Work to do = Exclude the pictures and return every line exactly as written.

Extracted records
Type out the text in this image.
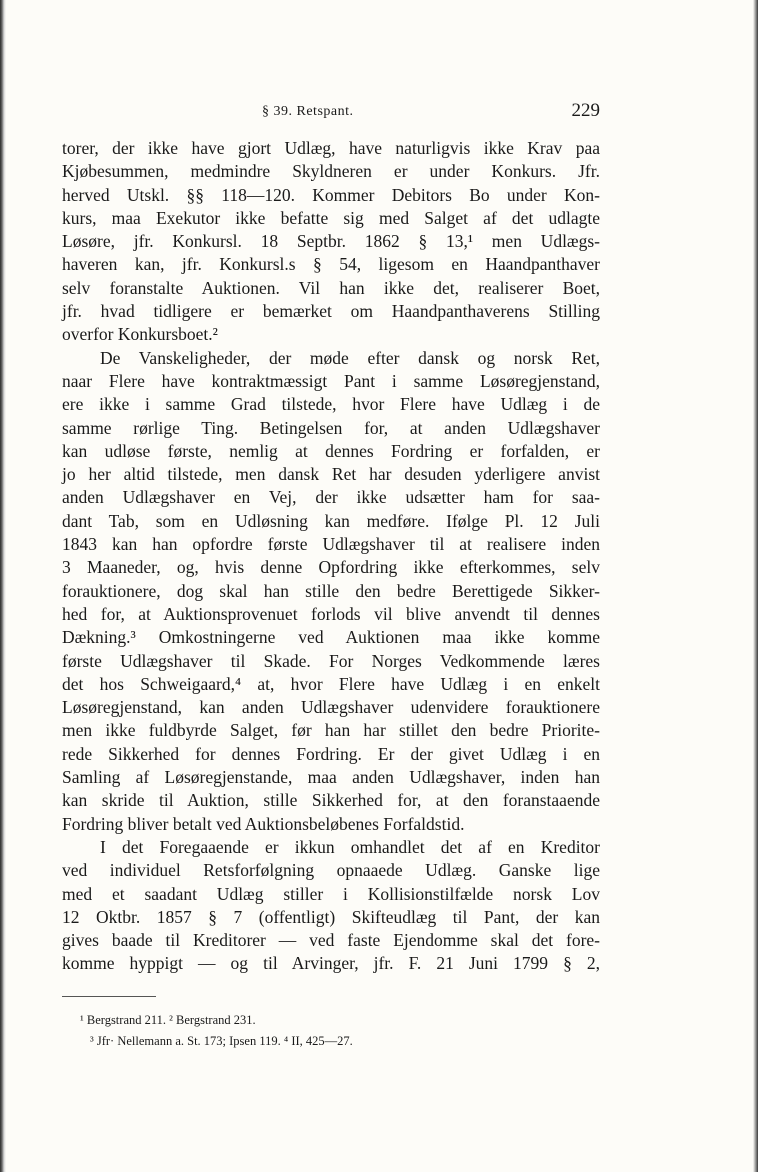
§ 39. Retspant.	229
torer, der ikke have gjort Udlæg, have naturligvis ikke Krav paa
Kjøbesummen, medmindre Skyldneren er under Konkurs. Jfr.
herved Utskl. §§ 118—120. Kommer Debitors Bo under Kon-
kurs, maa Exekutor ikke befatte sig med Salget af det udlagte
Løsøre, jfr. Konkursl. 18 Septbr. 1862 § 13,¹ men Udlægs-
haveren kan, jfr. Konkursl.s § 54, ligesom en Haandpanthaver
selv foranstalte Auktionen. Vil han ikke det, realiserer Boet,
jfr. hvad tidligere er bemærket om Haandpanthaverens Stilling
overfor Konkursboet.²
De Vanskeligheder, der møde efter dansk og norsk Ret,
naar Flere have kontraktmæssigt Pant i samme Løsøregjenstand,
ere ikke i samme Grad tilstede, hvor Flere have Udlæg i de
samme rørlige Ting. Betingelsen for, at anden Udlægshaver
kan udløse første, nemlig at dennes Fordring er forfalden, er
jo her altid tilstede, men dansk Ret har desuden yderligere anvist
anden Udlægshaver en Vej, der ikke udsætter ham for saa-
dant Tab, som en Udløsning kan medføre. Ifølge Pl. 12 Juli
1843 kan han opfordre første Udlægshaver til at realisere inden
3 Maaneder, og, hvis denne Opfordring ikke efterkommes, selv
forauktionere, dog skal han stille den bedre Berettigede Sikker-
hed for, at Auktionsprovenuet forlods vil blive anvendt til dennes
Dækning.³ Omkostningerne ved Auktionen maa ikke komme
første Udlægshaver til Skade. For Norges Vedkommende læres
det hos Schweigaard,⁴ at, hvor Flere have Udlæg i en enkelt
Løsøregjenstand, kan anden Udlægshaver udenvidere forauktionere
men ikke fuldbyrde Salget, før han har stillet den bedre Priorite-
rede Sikkerhed for dennes Fordring. Er der givet Udlæg i en
Samling af Løsøregjenstande, maa anden Udlægshaver, inden han
kan skride til Auktion, stille Sikkerhed for, at den foranstaaende
Fordring bliver betalt ved Auktionsbeløbenes Forfaldstid.
I det Foregaaende er ikkun omhandlet det af en Kreditor
ved individuel Retsforfølgning opnaaede Udlæg. Ganske lige
med et saadant Udlæg stiller i Kollisionstilfælde norsk Lov
12 Oktbr. 1857 § 7 (offentligt) Skifteudlæg til Pant, der kan
gives baade til Kreditorer — ved faste Ejendomme skal det fore-
komme hyppigt — og til Arvinger, jfr. F. 21 Juni 1799 § 2,
¹ Bergstrand 211. ² Bergstrand 231.
³ Jfr· Nellemann a. St. 173; Ipsen 119. ⁴ II, 425—27.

Answer to this task =
Type out the text in this image.
§ 39. Retspant.	229
torer, der ikke have gjort Udlæg, have naturligvis ikke Krav paa
Kjøbesummen, medmindre Skyldneren er under Konkurs. Jfr.
herved Utskl. §§ 118—120. Kommer Debitors Bo under Kon-
kurs, maa Exekutor ikke befatte sig med Salget af det udlagte
Løsøre, jfr. Konkursl. 18 Septbr. 1862 § 13,¹ men Udlægs-
haveren kan, jfr. Konkursl.s § 54, ligesom en Haandpanthaver
selv foranstalte Auktionen. Vil han ikke det, realiserer Boet,
jfr. hvad tidligere er bemærket om Haandpanthaverens Stilling
overfor Konkursboet.²
De Vanskeligheder, der møde efter dansk og norsk Ret,
naar Flere have kontraktmæssigt Pant i samme Løsøregjenstand,
ere ikke i samme Grad tilstede, hvor Flere have Udlæg i de
samme rørlige Ting. Betingelsen for, at anden Udlægshaver
kan udløse første, nemlig at dennes Fordring er forfalden, er
jo her altid tilstede, men dansk Ret har desuden yderligere anvist
anden Udlægshaver en Vej, der ikke udsætter ham for saa-
dant Tab, som en Udløsning kan medføre. Ifølge Pl. 12 Juli
1843 kan han opfordre første Udlægshaver til at realisere inden
3 Maaneder, og, hvis denne Opfordring ikke efterkommes, selv
forauktionere, dog skal han stille den bedre Berettigede Sikker-
hed for, at Auktionsprovenuet forlods vil blive anvendt til dennes
Dækning.³ Omkostningerne ved Auktionen maa ikke komme
første Udlægshaver til Skade. For Norges Vedkommende læres
det hos Schweigaard,⁴ at, hvor Flere have Udlæg i en enkelt
Løsøregjenstand, kan anden Udlægshaver udenvidere forauktionere
men ikke fuldbyrde Salget, før han har stillet den bedre Priorite-
rede Sikkerhed for dennes Fordring. Er der givet Udlæg i en
Samling af Løsøregjenstande, maa anden Udlægshaver, inden han
kan skride til Auktion, stille Sikkerhed for, at den foranstaaende
Fordring bliver betalt ved Auktionsbeløbenes Forfaldstid.
I det Foregaaende er ikkun omhandlet det af en Kreditor
ved individuel Retsforfølgning opnaaede Udlæg. Ganske lige
med et saadant Udlæg stiller i Kollisionstilfælde norsk Lov
12 Oktbr. 1857 § 7 (offentligt) Skifteudlæg til Pant, der kan
gives baade til Kreditorer — ved faste Ejendomme skal det fore-
komme hyppigt — og til Arvinger, jfr. F. 21 Juni 1799 § 2,
¹ Bergstrand 211. ² Bergstrand 231.
³ Jfr· Nellemann a. St. 173; Ipsen 119. ⁴ II, 425—27.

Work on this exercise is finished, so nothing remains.